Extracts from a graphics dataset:
Start
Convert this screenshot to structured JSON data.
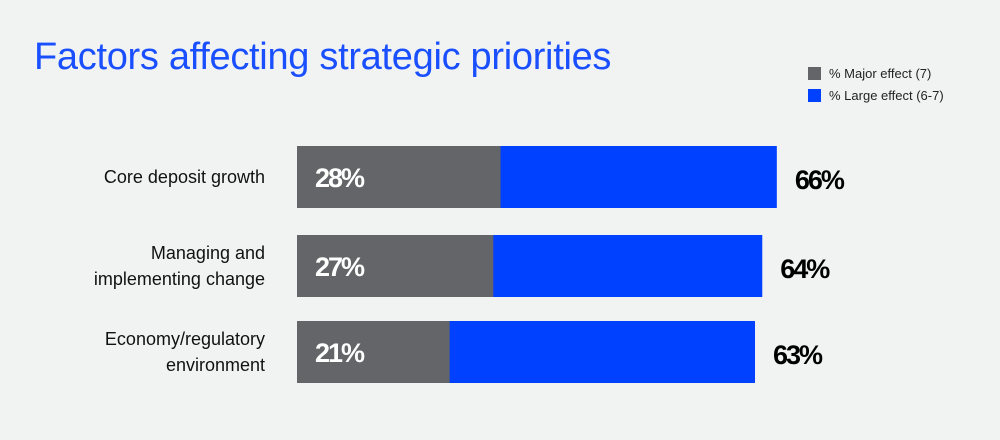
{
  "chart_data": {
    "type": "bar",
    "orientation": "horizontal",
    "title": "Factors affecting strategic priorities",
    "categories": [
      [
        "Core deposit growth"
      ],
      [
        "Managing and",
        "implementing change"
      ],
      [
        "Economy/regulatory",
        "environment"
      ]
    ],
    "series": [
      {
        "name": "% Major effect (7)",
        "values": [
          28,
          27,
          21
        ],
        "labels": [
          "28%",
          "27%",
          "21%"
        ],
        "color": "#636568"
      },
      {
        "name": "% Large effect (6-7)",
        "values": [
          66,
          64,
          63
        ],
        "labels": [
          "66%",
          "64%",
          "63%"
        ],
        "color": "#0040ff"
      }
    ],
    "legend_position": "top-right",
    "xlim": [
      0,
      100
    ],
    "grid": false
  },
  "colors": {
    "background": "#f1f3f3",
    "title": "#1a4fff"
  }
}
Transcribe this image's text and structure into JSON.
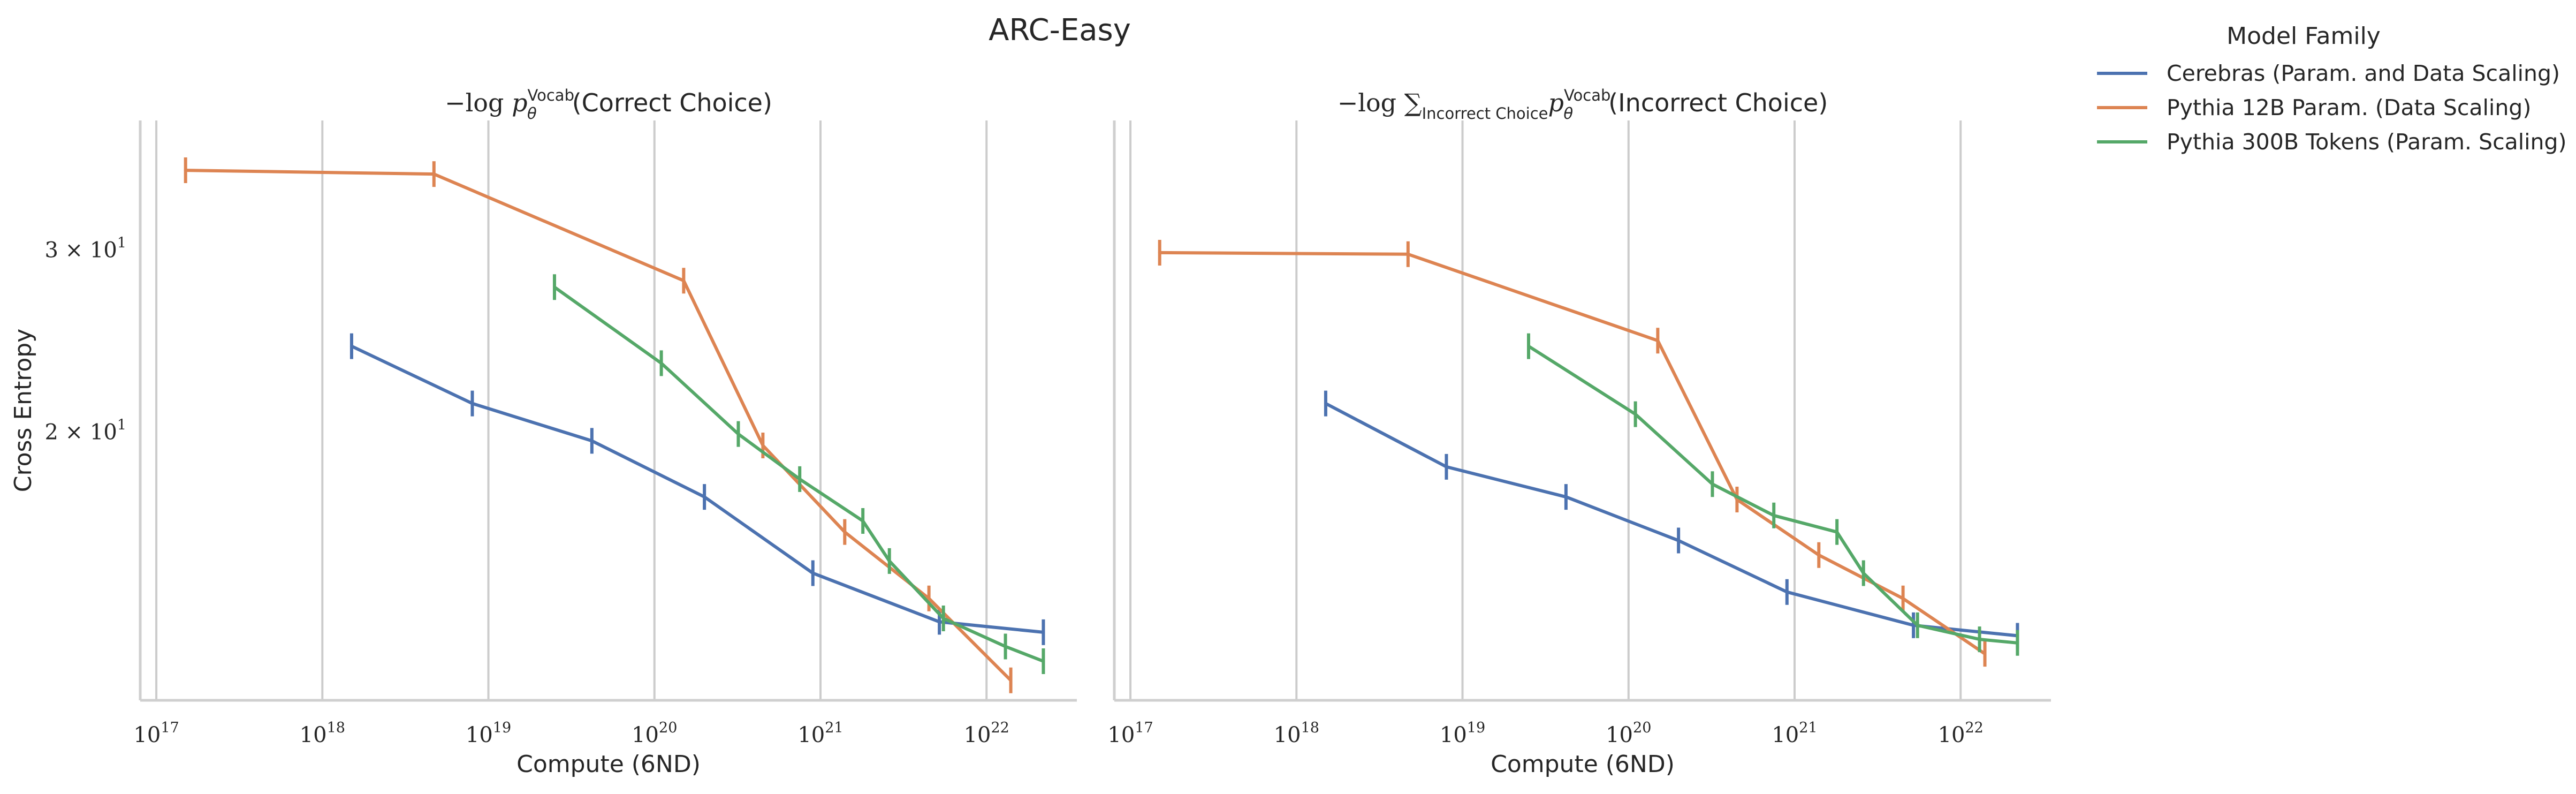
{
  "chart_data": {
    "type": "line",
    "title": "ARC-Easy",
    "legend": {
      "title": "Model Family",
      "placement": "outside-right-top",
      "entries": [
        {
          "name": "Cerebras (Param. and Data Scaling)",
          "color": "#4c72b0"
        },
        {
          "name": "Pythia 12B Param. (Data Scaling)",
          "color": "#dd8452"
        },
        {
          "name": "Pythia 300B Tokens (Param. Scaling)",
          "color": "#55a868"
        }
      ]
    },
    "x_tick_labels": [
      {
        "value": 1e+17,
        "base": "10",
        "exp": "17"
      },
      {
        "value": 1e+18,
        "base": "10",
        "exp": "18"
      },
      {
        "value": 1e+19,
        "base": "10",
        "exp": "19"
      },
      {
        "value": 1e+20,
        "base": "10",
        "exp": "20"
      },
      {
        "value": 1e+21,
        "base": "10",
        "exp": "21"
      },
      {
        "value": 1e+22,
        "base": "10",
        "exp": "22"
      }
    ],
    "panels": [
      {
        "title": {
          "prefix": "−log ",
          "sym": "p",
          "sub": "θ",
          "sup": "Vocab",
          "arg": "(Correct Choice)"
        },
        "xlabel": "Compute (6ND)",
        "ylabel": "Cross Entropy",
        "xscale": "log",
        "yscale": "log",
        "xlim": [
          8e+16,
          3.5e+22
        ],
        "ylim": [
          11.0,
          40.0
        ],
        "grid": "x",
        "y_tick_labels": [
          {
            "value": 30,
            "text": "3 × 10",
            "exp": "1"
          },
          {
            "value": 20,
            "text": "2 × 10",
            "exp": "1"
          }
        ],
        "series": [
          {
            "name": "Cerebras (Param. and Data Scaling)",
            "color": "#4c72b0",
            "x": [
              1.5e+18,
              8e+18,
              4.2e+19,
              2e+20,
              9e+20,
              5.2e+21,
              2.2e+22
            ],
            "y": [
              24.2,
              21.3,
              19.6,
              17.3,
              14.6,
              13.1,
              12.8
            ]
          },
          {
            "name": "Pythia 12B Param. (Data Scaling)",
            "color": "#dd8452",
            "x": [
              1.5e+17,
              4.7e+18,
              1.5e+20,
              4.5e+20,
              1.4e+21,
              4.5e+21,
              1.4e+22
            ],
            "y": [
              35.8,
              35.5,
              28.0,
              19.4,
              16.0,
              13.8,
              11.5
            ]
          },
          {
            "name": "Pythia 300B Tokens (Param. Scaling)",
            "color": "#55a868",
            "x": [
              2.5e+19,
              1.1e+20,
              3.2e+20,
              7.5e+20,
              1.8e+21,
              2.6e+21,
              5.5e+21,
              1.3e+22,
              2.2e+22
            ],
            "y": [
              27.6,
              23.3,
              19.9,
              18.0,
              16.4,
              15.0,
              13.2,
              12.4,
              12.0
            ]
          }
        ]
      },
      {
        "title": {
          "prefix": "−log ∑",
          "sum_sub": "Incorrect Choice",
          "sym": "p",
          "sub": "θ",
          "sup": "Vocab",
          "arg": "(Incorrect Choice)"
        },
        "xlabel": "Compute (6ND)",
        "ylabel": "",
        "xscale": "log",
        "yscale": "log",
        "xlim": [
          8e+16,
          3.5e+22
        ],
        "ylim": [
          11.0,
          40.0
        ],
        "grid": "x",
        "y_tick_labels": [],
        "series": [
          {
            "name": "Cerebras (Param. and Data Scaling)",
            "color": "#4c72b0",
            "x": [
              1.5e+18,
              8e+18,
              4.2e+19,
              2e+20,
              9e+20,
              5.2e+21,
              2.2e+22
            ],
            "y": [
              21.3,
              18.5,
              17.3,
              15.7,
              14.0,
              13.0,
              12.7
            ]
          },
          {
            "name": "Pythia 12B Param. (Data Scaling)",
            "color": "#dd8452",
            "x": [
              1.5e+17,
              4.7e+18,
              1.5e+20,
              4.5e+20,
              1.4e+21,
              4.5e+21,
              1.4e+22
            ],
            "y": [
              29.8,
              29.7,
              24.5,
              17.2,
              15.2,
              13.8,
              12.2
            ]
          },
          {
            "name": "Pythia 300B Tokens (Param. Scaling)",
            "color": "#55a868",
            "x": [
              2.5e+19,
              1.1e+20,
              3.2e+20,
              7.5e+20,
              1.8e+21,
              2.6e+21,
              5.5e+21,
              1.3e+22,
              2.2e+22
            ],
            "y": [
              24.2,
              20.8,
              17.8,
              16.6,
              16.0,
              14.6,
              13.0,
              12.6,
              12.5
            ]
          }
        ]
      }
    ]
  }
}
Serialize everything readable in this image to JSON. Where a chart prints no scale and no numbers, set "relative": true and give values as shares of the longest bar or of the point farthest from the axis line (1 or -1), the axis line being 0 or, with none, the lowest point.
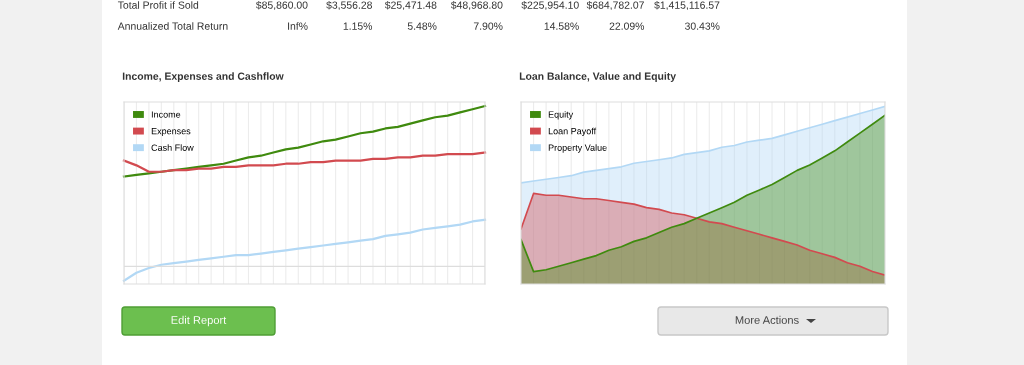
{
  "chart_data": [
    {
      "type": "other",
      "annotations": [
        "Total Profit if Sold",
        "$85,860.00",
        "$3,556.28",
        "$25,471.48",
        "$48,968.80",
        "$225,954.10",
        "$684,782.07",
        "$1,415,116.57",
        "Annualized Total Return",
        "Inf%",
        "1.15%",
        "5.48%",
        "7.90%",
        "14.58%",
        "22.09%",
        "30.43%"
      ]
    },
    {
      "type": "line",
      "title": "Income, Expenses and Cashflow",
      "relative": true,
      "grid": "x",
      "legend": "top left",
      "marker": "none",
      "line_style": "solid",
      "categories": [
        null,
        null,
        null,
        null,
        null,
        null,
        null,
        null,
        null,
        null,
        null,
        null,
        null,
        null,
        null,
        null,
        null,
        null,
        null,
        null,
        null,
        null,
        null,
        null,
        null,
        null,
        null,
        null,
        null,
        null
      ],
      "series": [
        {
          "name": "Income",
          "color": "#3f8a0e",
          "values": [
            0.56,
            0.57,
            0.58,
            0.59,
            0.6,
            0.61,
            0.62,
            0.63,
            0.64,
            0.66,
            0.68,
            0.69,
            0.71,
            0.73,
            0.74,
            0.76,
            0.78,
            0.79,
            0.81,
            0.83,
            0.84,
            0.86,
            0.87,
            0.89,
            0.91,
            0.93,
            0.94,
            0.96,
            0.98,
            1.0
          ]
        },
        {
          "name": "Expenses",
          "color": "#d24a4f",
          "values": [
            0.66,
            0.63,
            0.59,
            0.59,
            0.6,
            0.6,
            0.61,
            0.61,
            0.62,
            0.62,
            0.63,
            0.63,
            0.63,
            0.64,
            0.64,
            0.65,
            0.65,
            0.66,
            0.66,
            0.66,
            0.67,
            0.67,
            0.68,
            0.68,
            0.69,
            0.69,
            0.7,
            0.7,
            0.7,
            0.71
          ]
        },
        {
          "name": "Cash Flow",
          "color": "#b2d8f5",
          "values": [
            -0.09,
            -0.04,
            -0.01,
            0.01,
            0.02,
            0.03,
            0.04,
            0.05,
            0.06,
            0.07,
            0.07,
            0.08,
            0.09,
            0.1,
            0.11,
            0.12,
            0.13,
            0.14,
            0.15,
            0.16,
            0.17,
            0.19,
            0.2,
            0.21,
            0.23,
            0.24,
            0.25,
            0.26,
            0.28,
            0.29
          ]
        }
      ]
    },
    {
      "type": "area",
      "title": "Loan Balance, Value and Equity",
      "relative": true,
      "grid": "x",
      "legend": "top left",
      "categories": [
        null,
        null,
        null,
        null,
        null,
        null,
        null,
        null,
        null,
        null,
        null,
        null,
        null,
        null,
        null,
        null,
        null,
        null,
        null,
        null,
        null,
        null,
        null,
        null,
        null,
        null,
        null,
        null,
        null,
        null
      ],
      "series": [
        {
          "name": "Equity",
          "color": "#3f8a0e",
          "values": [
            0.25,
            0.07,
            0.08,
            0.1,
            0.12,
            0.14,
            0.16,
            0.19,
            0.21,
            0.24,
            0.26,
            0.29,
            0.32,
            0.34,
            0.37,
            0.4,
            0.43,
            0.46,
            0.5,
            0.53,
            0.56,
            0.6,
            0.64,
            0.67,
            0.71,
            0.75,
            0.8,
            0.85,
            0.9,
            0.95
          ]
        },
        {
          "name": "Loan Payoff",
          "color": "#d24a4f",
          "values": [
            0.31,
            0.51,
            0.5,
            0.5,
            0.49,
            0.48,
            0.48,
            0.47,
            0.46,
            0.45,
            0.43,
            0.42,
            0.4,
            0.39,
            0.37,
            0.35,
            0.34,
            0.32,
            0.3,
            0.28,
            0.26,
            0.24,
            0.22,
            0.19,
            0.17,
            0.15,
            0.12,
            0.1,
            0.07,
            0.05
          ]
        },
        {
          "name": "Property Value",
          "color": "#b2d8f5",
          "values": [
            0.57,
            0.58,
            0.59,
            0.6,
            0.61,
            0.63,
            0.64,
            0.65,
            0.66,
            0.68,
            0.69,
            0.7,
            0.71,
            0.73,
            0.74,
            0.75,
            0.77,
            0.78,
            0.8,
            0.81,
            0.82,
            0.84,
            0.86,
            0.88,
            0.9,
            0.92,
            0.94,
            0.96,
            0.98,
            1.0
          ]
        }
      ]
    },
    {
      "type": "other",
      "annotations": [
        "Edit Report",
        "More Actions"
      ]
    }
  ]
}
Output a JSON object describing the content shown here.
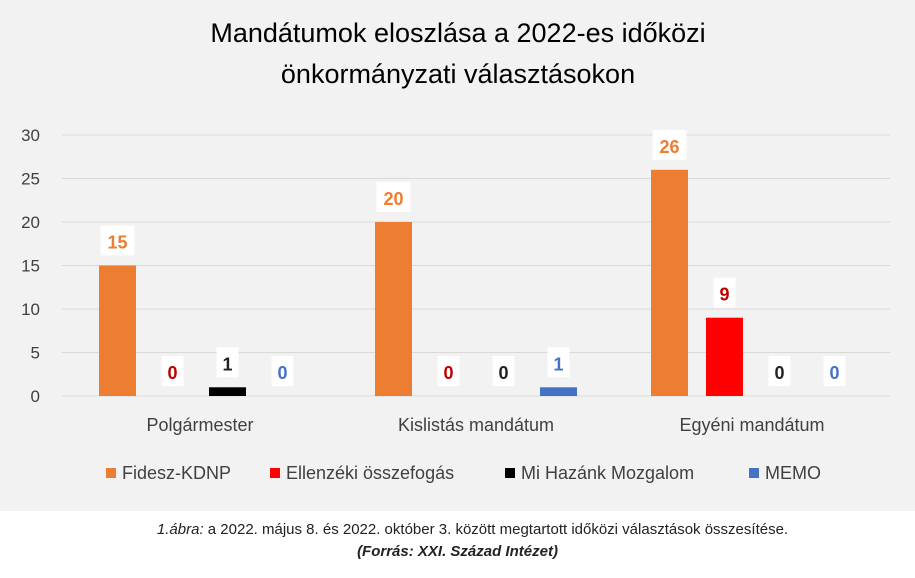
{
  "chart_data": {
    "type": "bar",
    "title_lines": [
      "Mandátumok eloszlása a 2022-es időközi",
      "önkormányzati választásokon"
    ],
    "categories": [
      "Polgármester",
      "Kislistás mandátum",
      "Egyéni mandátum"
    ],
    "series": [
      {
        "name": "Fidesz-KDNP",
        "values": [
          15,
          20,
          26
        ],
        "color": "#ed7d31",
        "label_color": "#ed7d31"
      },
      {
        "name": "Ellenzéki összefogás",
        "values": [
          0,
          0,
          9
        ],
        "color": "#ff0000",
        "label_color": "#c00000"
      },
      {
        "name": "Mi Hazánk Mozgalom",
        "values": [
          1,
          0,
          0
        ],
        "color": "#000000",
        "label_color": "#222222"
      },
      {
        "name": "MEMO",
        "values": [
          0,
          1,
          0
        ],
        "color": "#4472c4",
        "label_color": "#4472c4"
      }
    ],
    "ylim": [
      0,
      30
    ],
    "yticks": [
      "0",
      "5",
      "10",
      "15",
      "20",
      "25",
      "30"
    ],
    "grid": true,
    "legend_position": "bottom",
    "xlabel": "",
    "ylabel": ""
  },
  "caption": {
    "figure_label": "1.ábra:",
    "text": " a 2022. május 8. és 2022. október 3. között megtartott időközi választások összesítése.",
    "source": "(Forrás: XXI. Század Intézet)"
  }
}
End
Required task:
Using the material above, report each line where "image" occurs.

Exercise output:
Transcribe this image's text and structure into JSON.
Serialize everything readable in this image to JSON. Where a chart prints no scale and no numbers, set "relative": true and give values as shares of the longest bar or of the point farthest from the axis line (1 or -1), the axis line being 0 or, with none, the lowest point.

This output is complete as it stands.